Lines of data

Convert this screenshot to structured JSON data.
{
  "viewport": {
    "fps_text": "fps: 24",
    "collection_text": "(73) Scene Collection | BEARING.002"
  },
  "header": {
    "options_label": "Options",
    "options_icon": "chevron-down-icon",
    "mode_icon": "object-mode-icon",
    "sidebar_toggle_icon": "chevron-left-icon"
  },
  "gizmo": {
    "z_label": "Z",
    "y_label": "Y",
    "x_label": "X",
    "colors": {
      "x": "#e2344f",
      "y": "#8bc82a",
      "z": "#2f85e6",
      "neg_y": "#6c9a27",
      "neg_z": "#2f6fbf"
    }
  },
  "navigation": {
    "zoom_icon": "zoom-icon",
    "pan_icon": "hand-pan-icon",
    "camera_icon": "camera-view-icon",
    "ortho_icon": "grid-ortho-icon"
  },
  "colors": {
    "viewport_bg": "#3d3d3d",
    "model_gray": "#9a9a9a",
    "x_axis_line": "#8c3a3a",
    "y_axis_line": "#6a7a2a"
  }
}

Short exercise | Locate all lines in the listing above with the word "chevron". Copy them.

Response |
    "options_icon": "chevron-down-icon",
    "sidebar_toggle_icon": "chevron-left-icon"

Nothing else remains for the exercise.